#### PAGE ####

I would argue that it was not the first of these. It is true that the de-Baathification program drove mostly Sunni out of work and onto the streets, thus intensifying Sunni opposition; and as it was a Shiite-dominated regime that carried it out, this would have boosted anti-Shia sectarianism among the Sunni. In fact, the first post-invasion job of current leader Maliki was assistant to the director of the de-Baathification program!

However, the dissolution of the Iraqi armed forces hit both Sunni and Shia working class Iraqis, thus massively boosting support for the anti-occupation Mahdi Army. As U.S. forces imposed a Guernica-style terror on the Sunni city Falluja, al-Sadr led the Shiite poor of Badr City out on the streets in anti-sectarian solidarity with the Sunni, a stunningly opposite approach to the main pro-Iranian faction then backing the U.S.-imposed regime, the Badr Brigades, and a challenge the occupiers were least expecting.

But whether these moves were only about crazed and unrealistic neoconservatives running amok is unclear, though it may be part of the picture. While the CIA line was theoretically perfect from a class point of view, there was a major practical problem: the simple size of the Shia majority (50-60 percent) compared to the Sunni minority around which the regime was based (25-30 percent).

Those behind Bremmer's move may have made a very logical calculation, despite the risks involved in the massive instability it would temporarily lead to: capitalist class rule would never be re-stabilized unless the capitalist class from the majority Shia population gets to rule; the regime and state apparatus left over from Hussein's eviction was far too narrow and narrowly Sunni to ever be useful.

Whatever the cause, facing the threat of a non-sectarian joint Sunni-Shia anti-occupation movement, it now may well have suited U.S. interests to stoke sectarianism, to ensure Sunni and Shia focused on killing each other rather than targeting the occupiers. While the idea that the U.S. would have deliberately encouraged al-Qaeda in Iraq for this purpose is most likely a conspiracy theory as baseless as most, it could be said that, just temporarily, al-Qaeda's criminal sectarian attacks on Shiite mosques and holy places played directly into the hands of the U.S. occupation regime and the most sectarian wing of the Shia elite.

#### RECORDED INFORMATION ####

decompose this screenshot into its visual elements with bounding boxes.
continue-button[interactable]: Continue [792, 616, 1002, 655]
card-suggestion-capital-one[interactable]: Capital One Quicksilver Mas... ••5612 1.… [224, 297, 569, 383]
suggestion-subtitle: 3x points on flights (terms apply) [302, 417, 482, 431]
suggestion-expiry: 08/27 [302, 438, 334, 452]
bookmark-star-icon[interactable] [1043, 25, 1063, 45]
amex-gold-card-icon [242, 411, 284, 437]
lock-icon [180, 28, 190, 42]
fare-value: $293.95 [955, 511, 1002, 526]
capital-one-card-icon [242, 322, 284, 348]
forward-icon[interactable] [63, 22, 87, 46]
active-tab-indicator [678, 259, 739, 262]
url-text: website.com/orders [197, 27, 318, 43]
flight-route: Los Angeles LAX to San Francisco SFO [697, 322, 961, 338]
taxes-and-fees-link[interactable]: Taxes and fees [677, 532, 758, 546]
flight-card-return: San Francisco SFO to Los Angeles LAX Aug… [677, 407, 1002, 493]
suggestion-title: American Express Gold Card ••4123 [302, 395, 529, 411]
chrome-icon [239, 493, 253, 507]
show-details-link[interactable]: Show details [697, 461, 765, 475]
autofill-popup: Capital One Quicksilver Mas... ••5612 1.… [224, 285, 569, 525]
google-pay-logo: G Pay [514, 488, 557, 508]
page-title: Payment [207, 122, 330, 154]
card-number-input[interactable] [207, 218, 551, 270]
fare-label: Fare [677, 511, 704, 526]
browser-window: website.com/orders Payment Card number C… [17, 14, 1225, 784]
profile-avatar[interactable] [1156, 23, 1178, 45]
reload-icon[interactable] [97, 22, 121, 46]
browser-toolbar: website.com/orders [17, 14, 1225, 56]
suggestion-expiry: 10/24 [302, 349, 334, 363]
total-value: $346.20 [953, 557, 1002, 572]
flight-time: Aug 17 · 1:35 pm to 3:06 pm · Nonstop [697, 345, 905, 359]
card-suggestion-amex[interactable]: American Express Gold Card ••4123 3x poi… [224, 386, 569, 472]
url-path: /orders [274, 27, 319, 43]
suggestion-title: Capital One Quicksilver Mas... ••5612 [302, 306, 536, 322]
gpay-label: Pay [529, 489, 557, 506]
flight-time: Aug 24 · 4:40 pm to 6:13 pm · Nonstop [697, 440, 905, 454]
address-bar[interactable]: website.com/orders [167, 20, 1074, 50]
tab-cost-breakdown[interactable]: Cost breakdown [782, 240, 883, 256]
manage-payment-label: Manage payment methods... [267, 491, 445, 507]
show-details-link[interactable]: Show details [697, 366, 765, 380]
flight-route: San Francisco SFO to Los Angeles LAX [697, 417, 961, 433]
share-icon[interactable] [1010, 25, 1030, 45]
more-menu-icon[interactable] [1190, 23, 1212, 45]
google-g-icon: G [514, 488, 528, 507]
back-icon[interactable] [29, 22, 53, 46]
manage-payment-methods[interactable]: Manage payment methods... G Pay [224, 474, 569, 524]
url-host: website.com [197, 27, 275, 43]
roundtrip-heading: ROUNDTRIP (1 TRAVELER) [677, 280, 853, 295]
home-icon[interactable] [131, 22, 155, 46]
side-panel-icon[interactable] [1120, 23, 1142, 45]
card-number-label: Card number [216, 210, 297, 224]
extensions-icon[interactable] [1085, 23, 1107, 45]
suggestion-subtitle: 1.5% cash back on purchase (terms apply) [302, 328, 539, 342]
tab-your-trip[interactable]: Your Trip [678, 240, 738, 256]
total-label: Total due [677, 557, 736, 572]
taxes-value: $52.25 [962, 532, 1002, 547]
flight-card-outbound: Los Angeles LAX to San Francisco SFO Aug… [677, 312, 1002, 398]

####

### WHAT YOU NEED TO DO
**1)** In the passage on the U.S. occupation of Iraq, what was Maliki's first job after the invasion?
**2)** Resume the passage on the U.S. occupation of Iraq, starting after its last sentence.

### TASK-BY-TASK RESULTS
**1)** He was assistant to the director of the de-Baathification program.

**2)**
The U.S. responded in like manner, arming the most bloodthirsty sectarian forces among the Shia to go after the Sunnis, massacre them just as al-Qaeda was doing to Shia, and ethnically cleanse them from significant regions, including most of Baghdad. While doing this, the U.S. cracked down on the Mahdi Army. However, after some time, the sectarian atmosphere also neutralized the Mahdi Army as a threat as it too got drawn into the mutual slaughter.

Significantly, al-Qaeda outside of Iraq could see the disaster that al-Qaeda in Iraq, led by Abu Musab al-Zarqawi, was causing. Al-Qaeda head Ayman al- Zawahiri warned that the focus must be kept on defeating the U.S., and argued against targeting Shiite holy places and non-combatants, and against the grisly hostage killings. Zarqawi rejected this advice, and this difference, going back to 2005, is important in understanding the differences today between ISIS, the extremely sectarian and brutal descendant of al-Qaeda in Iraq, and Jabhat al-Nusra in Syria, the official wing of al-Qaeda.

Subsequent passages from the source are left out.